> [WORK REQUIRED]:
Every record should be repeated exactly, except that pictures are left out.

> [PROVIDED DATA]:

* start *

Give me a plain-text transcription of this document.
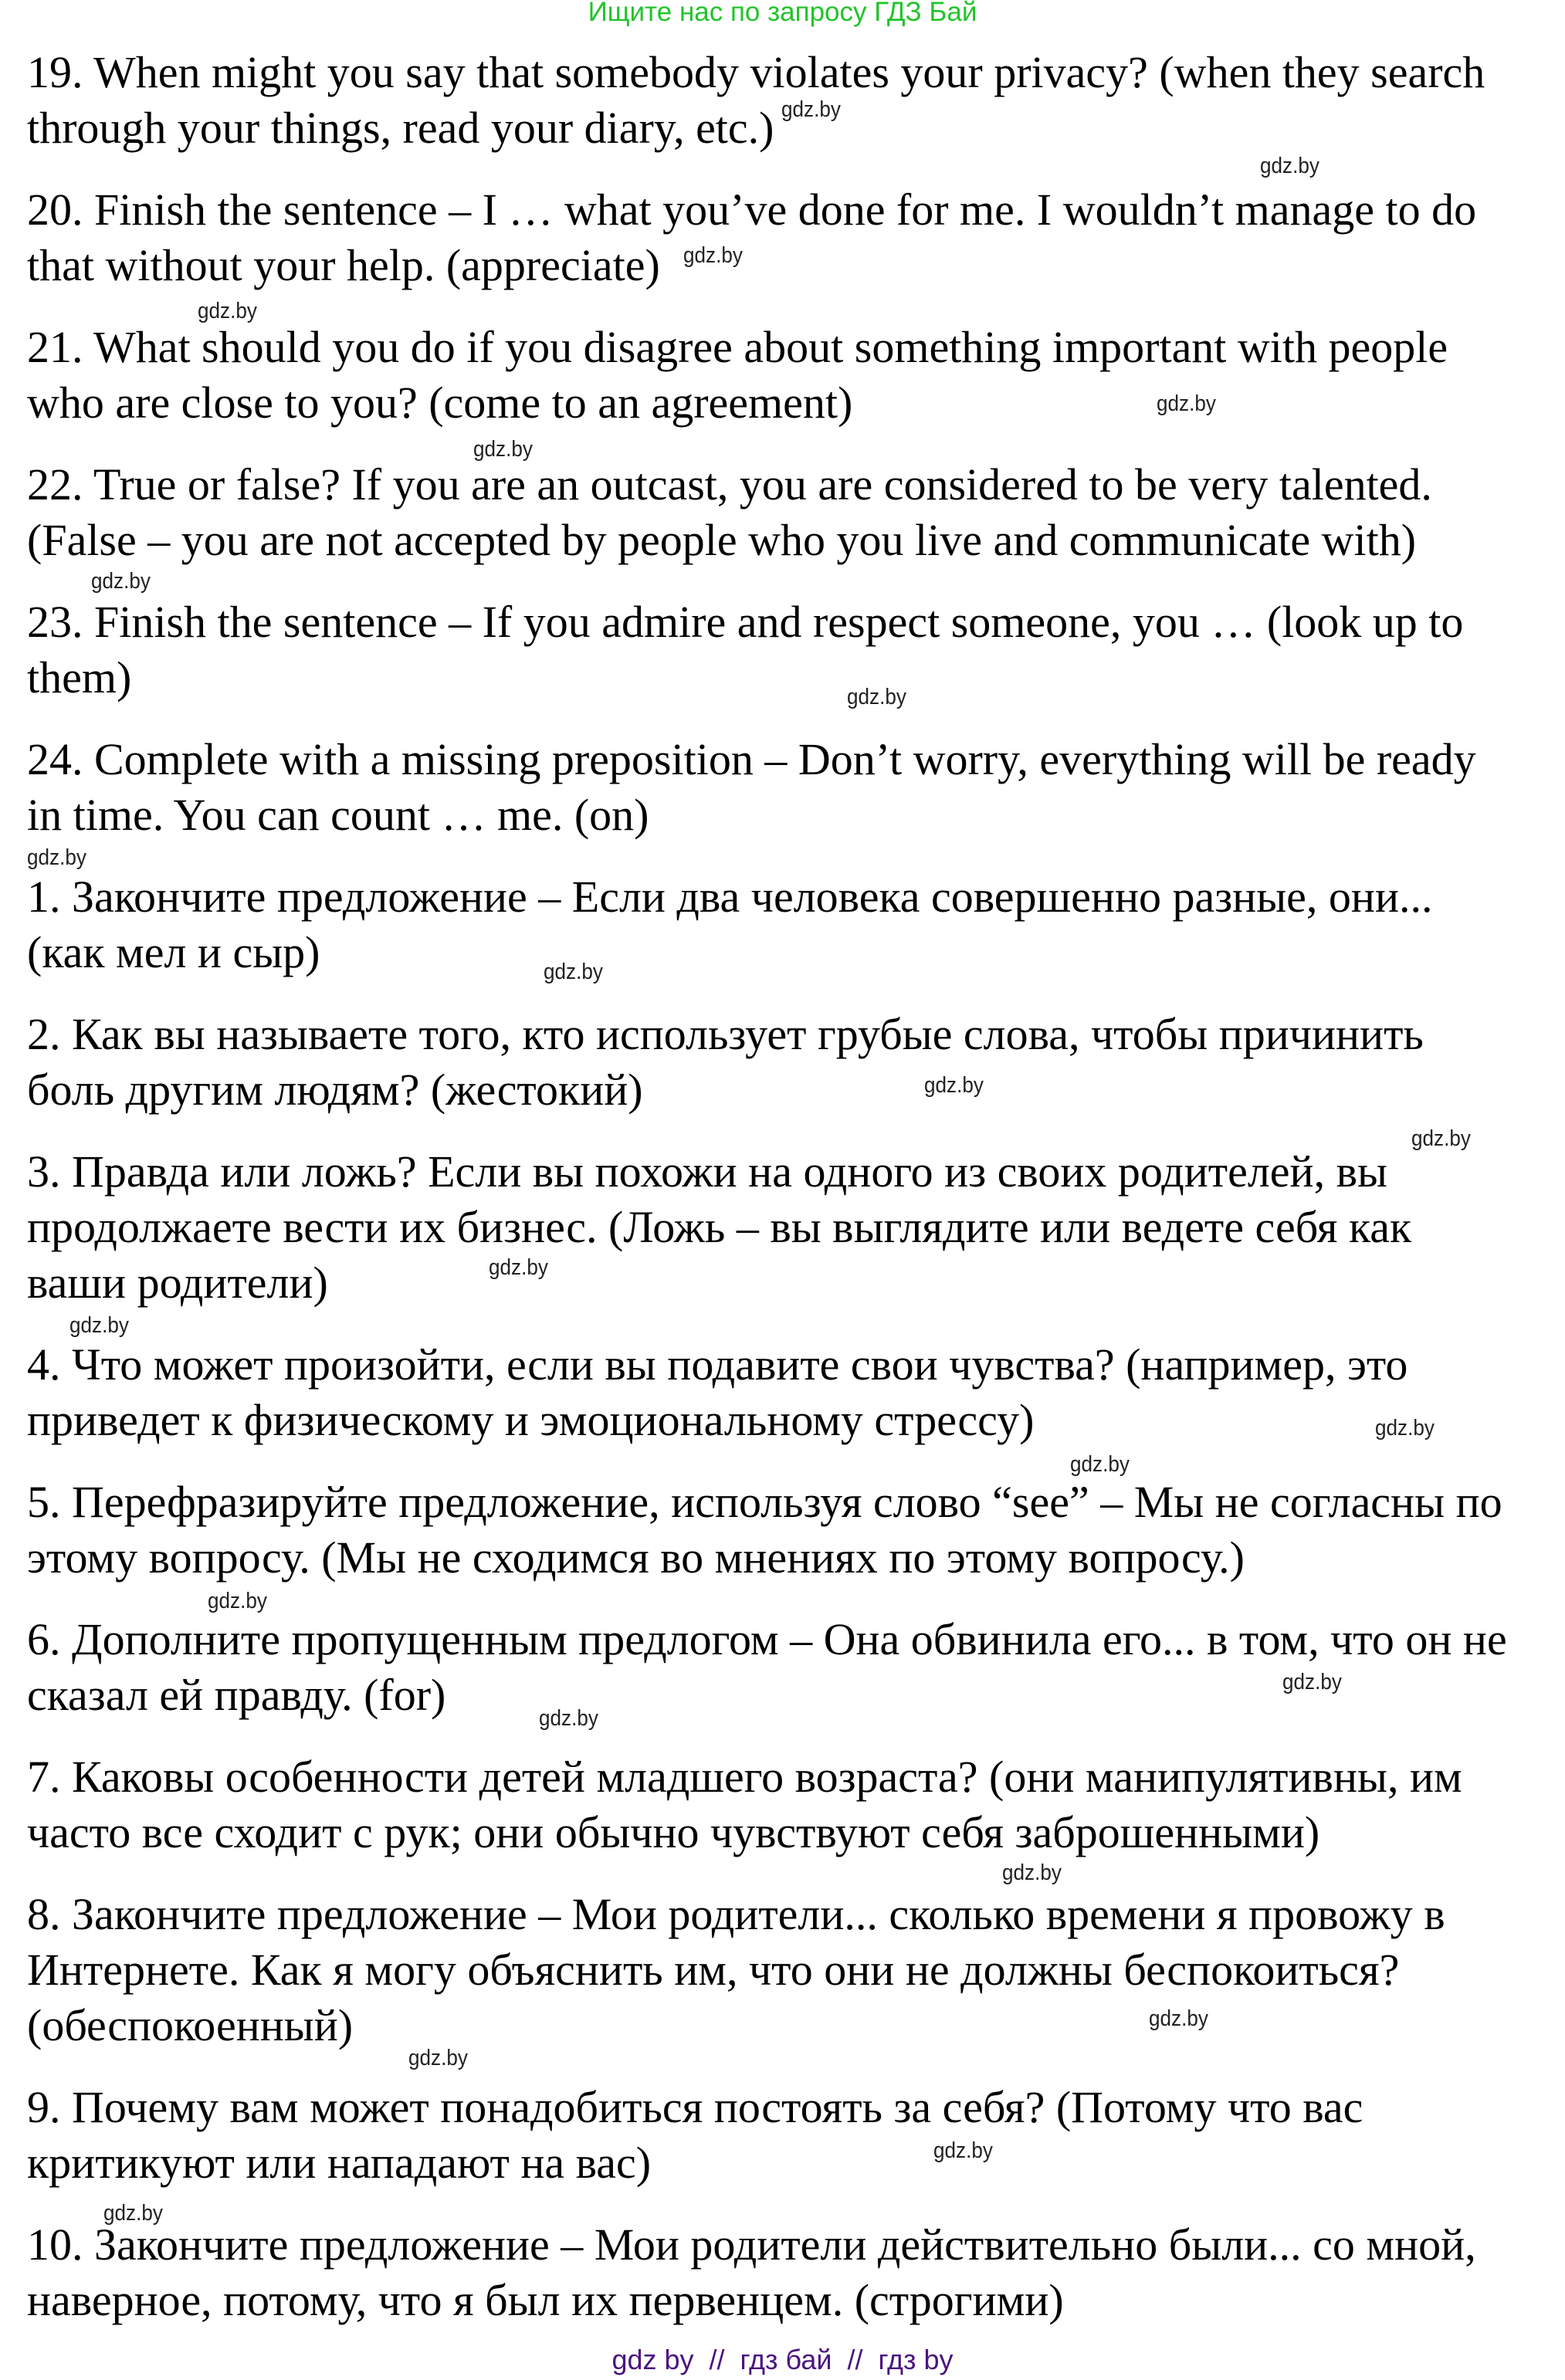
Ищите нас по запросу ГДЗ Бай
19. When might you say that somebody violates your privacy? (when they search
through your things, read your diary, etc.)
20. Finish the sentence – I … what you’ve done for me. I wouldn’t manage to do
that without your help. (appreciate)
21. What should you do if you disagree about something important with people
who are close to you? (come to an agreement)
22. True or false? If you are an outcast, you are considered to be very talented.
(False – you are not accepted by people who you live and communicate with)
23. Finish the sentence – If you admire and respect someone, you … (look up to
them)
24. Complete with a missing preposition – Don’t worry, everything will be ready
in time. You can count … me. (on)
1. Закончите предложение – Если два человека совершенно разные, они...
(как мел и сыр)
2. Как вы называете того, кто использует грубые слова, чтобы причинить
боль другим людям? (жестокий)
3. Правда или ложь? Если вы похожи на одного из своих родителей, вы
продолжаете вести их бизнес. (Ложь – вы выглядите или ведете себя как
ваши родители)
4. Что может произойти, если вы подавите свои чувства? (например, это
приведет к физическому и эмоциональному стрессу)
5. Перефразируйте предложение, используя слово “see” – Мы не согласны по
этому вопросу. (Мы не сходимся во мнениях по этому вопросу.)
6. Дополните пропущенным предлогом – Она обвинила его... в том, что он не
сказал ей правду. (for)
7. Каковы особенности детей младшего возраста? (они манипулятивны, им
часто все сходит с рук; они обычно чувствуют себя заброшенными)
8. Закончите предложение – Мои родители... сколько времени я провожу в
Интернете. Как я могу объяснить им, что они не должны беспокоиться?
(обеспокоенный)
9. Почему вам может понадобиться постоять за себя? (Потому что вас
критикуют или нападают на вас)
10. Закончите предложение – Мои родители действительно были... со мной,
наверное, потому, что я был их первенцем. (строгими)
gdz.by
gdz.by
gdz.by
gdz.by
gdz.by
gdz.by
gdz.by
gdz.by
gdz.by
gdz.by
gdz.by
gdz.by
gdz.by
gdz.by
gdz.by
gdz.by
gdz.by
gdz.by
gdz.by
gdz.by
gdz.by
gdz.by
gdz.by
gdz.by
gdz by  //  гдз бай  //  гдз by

* end *

> [TASK RESPONSE]:
Give me a plain-text transcription of this document.
Ищите нас по запросу ГДЗ Бай
19. When might you say that somebody violates your privacy? (when they search
through your things, read your diary, etc.)
20. Finish the sentence – I … what you’ve done for me. I wouldn’t manage to do
that without your help. (appreciate)
21. What should you do if you disagree about something important with people
who are close to you? (come to an agreement)
22. True or false? If you are an outcast, you are considered to be very talented.
(False – you are not accepted by people who you live and communicate with)
23. Finish the sentence – If you admire and respect someone, you … (look up to
them)
24. Complete with a missing preposition – Don’t worry, everything will be ready
in time. You can count … me. (on)
1. Закончите предложение – Если два человека совершенно разные, они...
(как мел и сыр)
2. Как вы называете того, кто использует грубые слова, чтобы причинить
боль другим людям? (жестокий)
3. Правда или ложь? Если вы похожи на одного из своих родителей, вы
продолжаете вести их бизнес. (Ложь – вы выглядите или ведете себя как
ваши родители)
4. Что может произойти, если вы подавите свои чувства? (например, это
приведет к физическому и эмоциональному стрессу)
5. Перефразируйте предложение, используя слово “see” – Мы не согласны по
этому вопросу. (Мы не сходимся во мнениях по этому вопросу.)
6. Дополните пропущенным предлогом – Она обвинила его... в том, что он не
сказал ей правду. (for)
7. Каковы особенности детей младшего возраста? (они манипулятивны, им
часто все сходит с рук; они обычно чувствуют себя заброшенными)
8. Закончите предложение – Мои родители... сколько времени я провожу в
Интернете. Как я могу объяснить им, что они не должны беспокоиться?
(обеспокоенный)
9. Почему вам может понадобиться постоять за себя? (Потому что вас
критикуют или нападают на вас)
10. Закончите предложение – Мои родители действительно были... со мной,
наверное, потому, что я был их первенцем. (строгими)
gdz.by
gdz.by
gdz.by
gdz.by
gdz.by
gdz.by
gdz.by
gdz.by
gdz.by
gdz.by
gdz.by
gdz.by
gdz.by
gdz.by
gdz.by
gdz.by
gdz.by
gdz.by
gdz.by
gdz.by
gdz.by
gdz.by
gdz.by
gdz.by
gdz by  //  гдз бай  //  гдз by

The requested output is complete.